* _Material supplied_
## Start

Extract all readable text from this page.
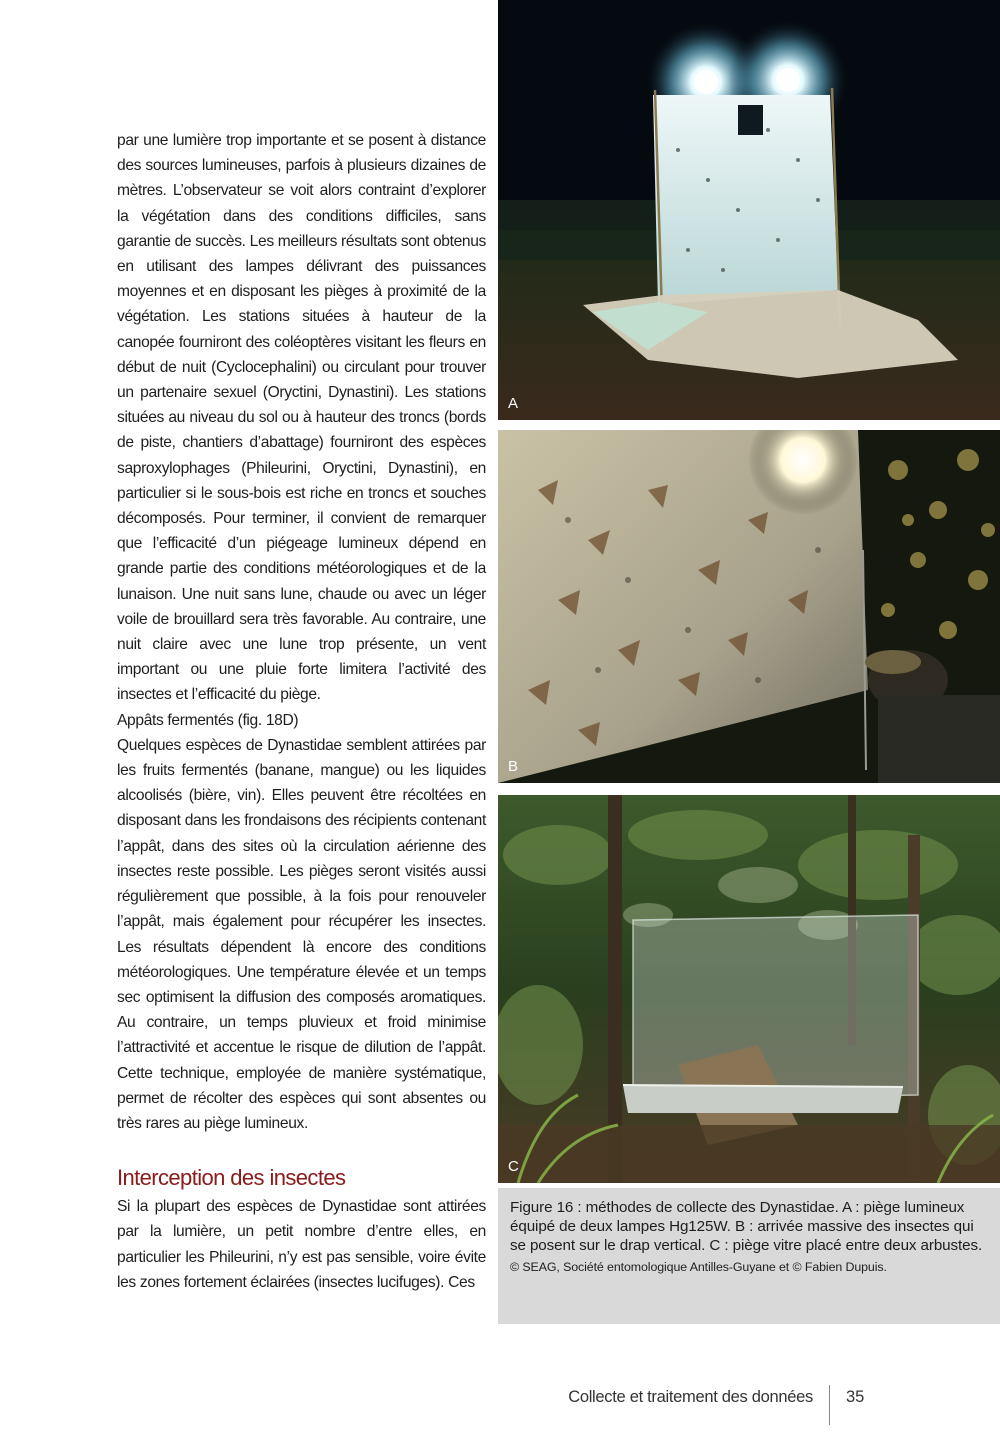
par une lumière trop importante et se posent à distance des sources lumineuses, parfois à plusieurs dizaines de mètres. L’observateur se voit alors contraint d’explorer la végétation dans des conditions difficiles, sans garantie de succès. Les meilleurs résultats sont obtenus en utilisant des lampes délivrant des puissances moyennes et en disposant les pièges à proximité de la végétation. Les stations situées à hauteur de la canopée fourniront des coléoptères visitant les fleurs en début de nuit (Cyclocephalini) ou circulant pour trouver un partenaire sexuel (Oryctini, Dynastini). Les stations situées au niveau du sol ou à hauteur des troncs (bords de piste, chantiers d’abattage) fourniront des espèces saproxylophages (Phileurini, Oryctini, Dynastini), en particulier si le sous-bois est riche en troncs et souches décomposés. Pour terminer, il convient de remarquer que l’efficacité d’un piégeage lumineux dépend en grande partie des conditions météorologiques et de la lunaison. Une nuit sans lune, chaude ou avec un léger voile de brouillard sera très favorable. Au contraire, une nuit claire avec une lune trop présente, un vent important ou une pluie forte limitera l’activité des insectes et l’efficacité du piège.

Appâts fermentés (fig. 18D)

Quelques espèces de Dynastidae semblent attirées par les fruits fermentés (banane, mangue) ou les liquides alcoolisés (bière, vin). Elles peuvent être récoltées en disposant dans les frondaisons des récipients contenant l’appât, dans des sites où la circulation aérienne des insectes reste possible. Les pièges seront visités aussi régulièrement que possible, à la fois pour renouveler l’appât, mais également pour récupérer les insectes. Les résultats dépendent là encore des conditions météorologiques. Une température élevée et un temps sec optimisent la diffusion des composés aromatiques. Au contraire, un temps pluvieux et froid minimise l’attractivité et accentue le risque de dilution de l’appât. Cette technique, employée de manière systématique, permet de récolter des espèces qui sont absentes ou très rares au piège lumineux.

Interception des insectes

Si la plupart des espèces de Dynastidae sont attirées par la lumière, un petit nombre d’entre elles, en particulier les Phileurini, n’y est pas sensible, voire évite les zones fortement éclairées (insectes lucifuges). Ces

A
B
C
Figure 16 : méthodes de collecte des Dynastidae. A : piège lumineux équipé de deux lampes Hg125W. B : arrivée massive des insectes qui se posent sur le drap vertical. C : piège vitre placé entre deux arbustes. © SEAG, Société entomologique Antilles-Guyane et © Fabien Dupuis.
Collecte et traitement des données 35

## End

* _Task prompt_
Could you repeat all of the material exactly? Pictures should not be copied.

* _Answer to the problem_
Extract all readable text from this page.
par une lumière trop importante et se posent à distance des sources lumineuses, parfois à plusieurs dizaines de mètres. L’observateur se voit alors contraint d’explorer la végétation dans des conditions difficiles, sans garantie de succès. Les meilleurs résultats sont obtenus en utilisant des lampes délivrant des puissances moyennes et en disposant les pièges à proximité de la végétation. Les stations situées à hauteur de la canopée fourniront des coléoptères visitant les fleurs en début de nuit (Cyclocephalini) ou circulant pour trouver un partenaire sexuel (Oryctini, Dynastini). Les stations situées au niveau du sol ou à hauteur des troncs (bords de piste, chantiers d’abattage) fourniront des espèces saproxylophages (Phileurini, Oryctini, Dynastini), en particulier si le sous-bois est riche en troncs et souches décomposés. Pour terminer, il convient de remarquer que l’efficacité d’un piégeage lumineux dépend en grande partie des conditions météorologiques et de la lunaison. Une nuit sans lune, chaude ou avec un léger voile de brouillard sera très favorable. Au contraire, une nuit claire avec une lune trop présente, un vent important ou une pluie forte limitera l’activité des insectes et l’efficacité du piège.

Appâts fermentés (fig. 18D)

Quelques espèces de Dynastidae semblent attirées par les fruits fermentés (banane, mangue) ou les liquides alcoolisés (bière, vin). Elles peuvent être récoltées en disposant dans les frondaisons des récipients contenant l’appât, dans des sites où la circulation aérienne des insectes reste possible. Les pièges seront visités aussi régulièrement que possible, à la fois pour renouveler l’appât, mais également pour récupérer les insectes. Les résultats dépendent là encore des conditions météorologiques. Une température élevée et un temps sec optimisent la diffusion des composés aromatiques. Au contraire, un temps pluvieux et froid minimise l’attractivité et accentue le risque de dilution de l’appât. Cette technique, employée de manière systématique, permet de récolter des espèces qui sont absentes ou très rares au piège lumineux.

Interception des insectes

Si la plupart des espèces de Dynastidae sont attirées par la lumière, un petit nombre d’entre elles, en particulier les Phileurini, n’y est pas sensible, voire évite les zones fortement éclairées (insectes lucifuges). Ces

A
B
C
Figure 16 : méthodes de collecte des Dynastidae. A : piège lumineux équipé de deux lampes Hg125W. B : arrivée massive des insectes qui se posent sur le drap vertical. C : piège vitre placé entre deux arbustes. © SEAG, Société entomologique Antilles-Guyane et © Fabien Dupuis.
Collecte et traitement des données 35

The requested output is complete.